Exactly as given, transcribe each entry that follows.

*-*-*

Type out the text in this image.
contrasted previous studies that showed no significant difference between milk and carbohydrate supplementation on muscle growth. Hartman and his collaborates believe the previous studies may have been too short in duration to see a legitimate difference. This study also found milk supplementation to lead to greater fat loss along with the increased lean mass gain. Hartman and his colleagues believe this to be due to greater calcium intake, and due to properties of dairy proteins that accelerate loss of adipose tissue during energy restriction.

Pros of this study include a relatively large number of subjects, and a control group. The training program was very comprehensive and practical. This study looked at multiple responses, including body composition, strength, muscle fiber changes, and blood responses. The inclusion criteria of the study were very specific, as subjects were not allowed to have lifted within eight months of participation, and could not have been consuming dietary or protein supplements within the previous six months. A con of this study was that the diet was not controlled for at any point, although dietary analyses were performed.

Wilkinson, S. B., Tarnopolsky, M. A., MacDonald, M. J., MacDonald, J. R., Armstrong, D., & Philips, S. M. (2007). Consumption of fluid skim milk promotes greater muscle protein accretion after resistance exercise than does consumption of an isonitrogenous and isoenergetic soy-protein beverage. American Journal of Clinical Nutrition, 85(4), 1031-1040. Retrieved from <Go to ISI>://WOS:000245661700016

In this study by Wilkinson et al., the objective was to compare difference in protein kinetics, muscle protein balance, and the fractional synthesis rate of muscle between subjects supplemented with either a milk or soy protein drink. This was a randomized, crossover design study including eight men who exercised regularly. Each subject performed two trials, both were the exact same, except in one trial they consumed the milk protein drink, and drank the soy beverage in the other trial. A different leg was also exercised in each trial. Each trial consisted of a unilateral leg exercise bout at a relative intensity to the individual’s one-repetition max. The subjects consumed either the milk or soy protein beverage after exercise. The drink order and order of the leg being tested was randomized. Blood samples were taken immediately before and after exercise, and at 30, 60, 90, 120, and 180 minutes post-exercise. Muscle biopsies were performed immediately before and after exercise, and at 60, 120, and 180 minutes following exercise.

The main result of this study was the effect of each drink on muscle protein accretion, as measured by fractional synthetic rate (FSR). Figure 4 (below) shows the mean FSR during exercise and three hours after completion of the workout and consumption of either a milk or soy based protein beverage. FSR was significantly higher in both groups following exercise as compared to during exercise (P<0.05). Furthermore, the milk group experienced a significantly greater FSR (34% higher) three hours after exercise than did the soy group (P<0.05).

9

*-*-*

[Answer area]
Type out the text in this image.
contrasted previous studies that showed no significant difference between milk and carbohydrate supplementation on muscle growth. Hartman and his collaborates believe the previous studies may have been too short in duration to see a legitimate difference. This study also found milk supplementation to lead to greater fat loss along with the increased lean mass gain. Hartman and his colleagues believe this to be due to greater calcium intake, and due to properties of dairy proteins that accelerate loss of adipose tissue during energy restriction.

Pros of this study include a relatively large number of subjects, and a control group. The training program was very comprehensive and practical. This study looked at multiple responses, including body composition, strength, muscle fiber changes, and blood responses. The inclusion criteria of the study were very specific, as subjects were not allowed to have lifted within eight months of participation, and could not have been consuming dietary or protein supplements within the previous six months. A con of this study was that the diet was not controlled for at any point, although dietary analyses were performed.

Wilkinson, S. B., Tarnopolsky, M. A., MacDonald, M. J., MacDonald, J. R., Armstrong, D., & Philips, S. M. (2007). Consumption of fluid skim milk promotes greater muscle protein accretion after resistance exercise than does consumption of an isonitrogenous and isoenergetic soy-protein beverage. American Journal of Clinical Nutrition, 85(4), 1031-1040. Retrieved from <Go to ISI>://WOS:000245661700016

In this study by Wilkinson et al., the objective was to compare difference in protein kinetics, muscle protein balance, and the fractional synthesis rate of muscle between subjects supplemented with either a milk or soy protein drink. This was a randomized, crossover design study including eight men who exercised regularly. Each subject performed two trials, both were the exact same, except in one trial they consumed the milk protein drink, and drank the soy beverage in the other trial. A different leg was also exercised in each trial. Each trial consisted of a unilateral leg exercise bout at a relative intensity to the individual’s one-repetition max. The subjects consumed either the milk or soy protein beverage after exercise. The drink order and order of the leg being tested was randomized. Blood samples were taken immediately before and after exercise, and at 30, 60, 90, 120, and 180 minutes post-exercise. Muscle biopsies were performed immediately before and after exercise, and at 60, 120, and 180 minutes following exercise.

The main result of this study was the effect of each drink on muscle protein accretion, as measured by fractional synthetic rate (FSR). Figure 4 (below) shows the mean FSR during exercise and three hours after completion of the workout and consumption of either a milk or soy based protein beverage. FSR was significantly higher in both groups following exercise as compared to during exercise (P<0.05). Furthermore, the milk group experienced a significantly greater FSR (34% higher) three hours after exercise than did the soy group (P<0.05).

9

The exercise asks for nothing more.